THE INPUT:
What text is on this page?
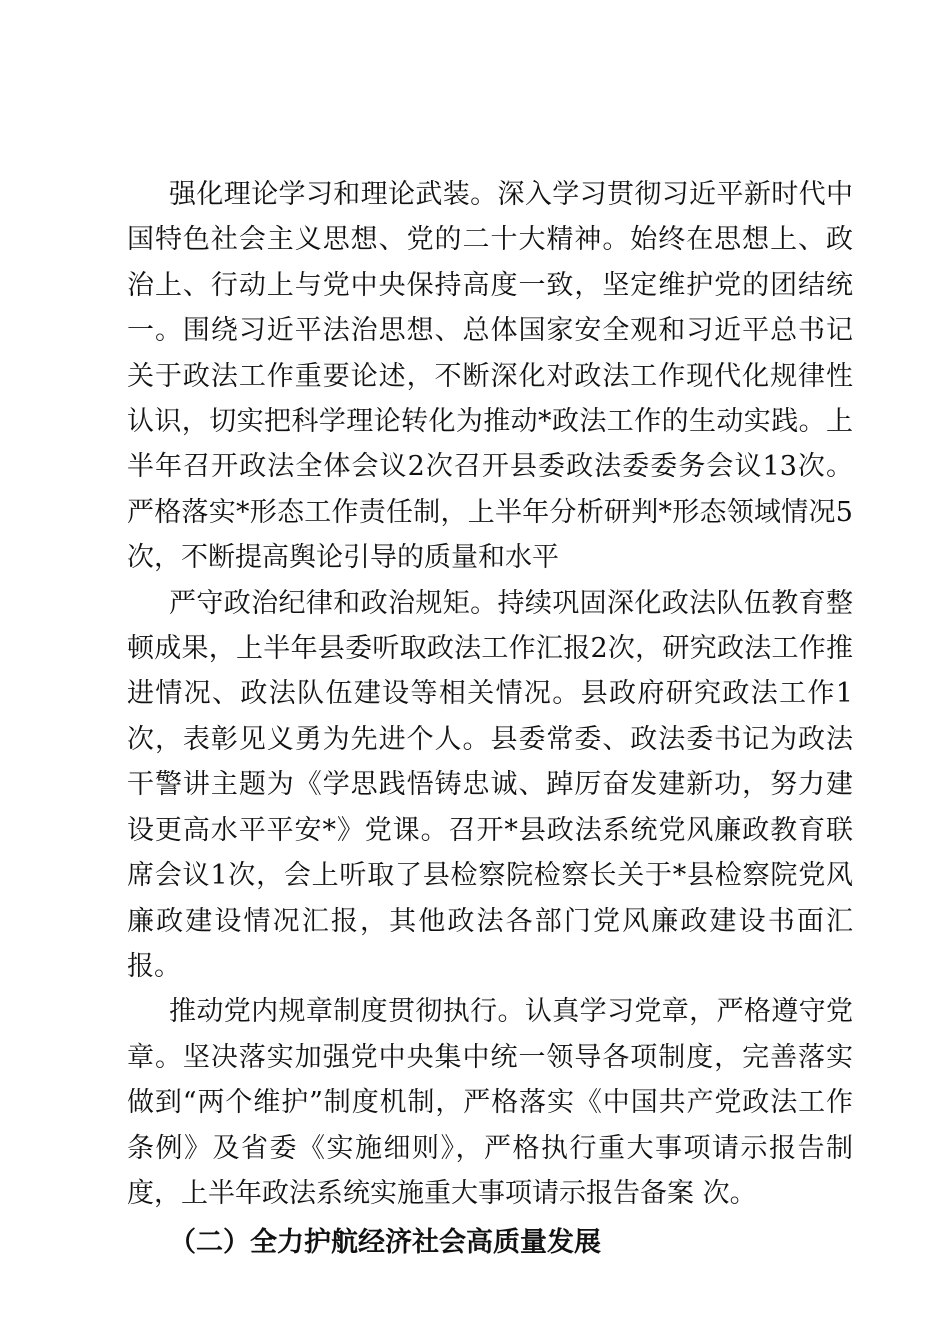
强化理论学习和理论武装。深入学习贯彻习近平新时代中国特色社会主义思想、党的二十大精神。始终在思想上、政治上、行动上与党中央保持高度一致，坚定维护党的团结统一。围绕习近平法治思想、总体国家安全观和习近平总书记关于政法工作重要论述，不断深化对政法工作现代化规律性认识，切实把科学理论转化为推动*政法工作的生动实践。上半年召开政法全体会议2次召开县委政法委委务会议13次。严格落实*形态工作责任制，上半年分析研判*形态领域情况5次，不断提高舆论引导的质量和水平

严守政治纪律和政治规矩。持续巩固深化政法队伍教育整顿成果，上半年县委听取政法工作汇报2次，研究政法工作推进情况、政法队伍建设等相关情况。县政府研究政法工作1次，表彰见义勇为先进个人。县委常委、政法委书记为政法干警讲主题为《学思践悟铸忠诚、踔厉奋发建新功，努力建设更高水平平安*》党课。召开*县政法系统党风廉政教育联席会议1次，会上听取了县检察院检察长关于*县检察院党风廉政建设情况汇报，其他政法各部门党风廉政建设书面汇报。

推动党内规章制度贯彻执行。认真学习党章，严格遵守党章。坚决落实加强党中央集中统一领导各项制度，完善落实做到“两个维护”制度机制，严格落实《中国共产党政法工作条例》及省委《实施细则》，严格执行重大事项请示报告制度，上半年政法系统实施重大事项请示报告备案 次。

（二）全力护航经济社会高质量发展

REQUEST:
Print all of the records shown above exactly, leaving out each picture.

EXERCISE RESULT:
What text is on this page?
强化理论学习和理论武装。深入学习贯彻习近平新时代中国特色社会主义思想、党的二十大精神。始终在思想上、政治上、行动上与党中央保持高度一致，坚定维护党的团结统一。围绕习近平法治思想、总体国家安全观和习近平总书记关于政法工作重要论述，不断深化对政法工作现代化规律性认识，切实把科学理论转化为推动*政法工作的生动实践。上半年召开政法全体会议2次召开县委政法委委务会议13次。严格落实*形态工作责任制，上半年分析研判*形态领域情况5次，不断提高舆论引导的质量和水平

严守政治纪律和政治规矩。持续巩固深化政法队伍教育整顿成果，上半年县委听取政法工作汇报2次，研究政法工作推进情况、政法队伍建设等相关情况。县政府研究政法工作1次，表彰见义勇为先进个人。县委常委、政法委书记为政法干警讲主题为《学思践悟铸忠诚、踔厉奋发建新功，努力建设更高水平平安*》党课。召开*县政法系统党风廉政教育联席会议1次，会上听取了县检察院检察长关于*县检察院党风廉政建设情况汇报，其他政法各部门党风廉政建设书面汇报。

推动党内规章制度贯彻执行。认真学习党章，严格遵守党章。坚决落实加强党中央集中统一领导各项制度，完善落实做到“两个维护”制度机制，严格落实《中国共产党政法工作条例》及省委《实施细则》，严格执行重大事项请示报告制度，上半年政法系统实施重大事项请示报告备案 次。

（二）全力护航经济社会高质量发展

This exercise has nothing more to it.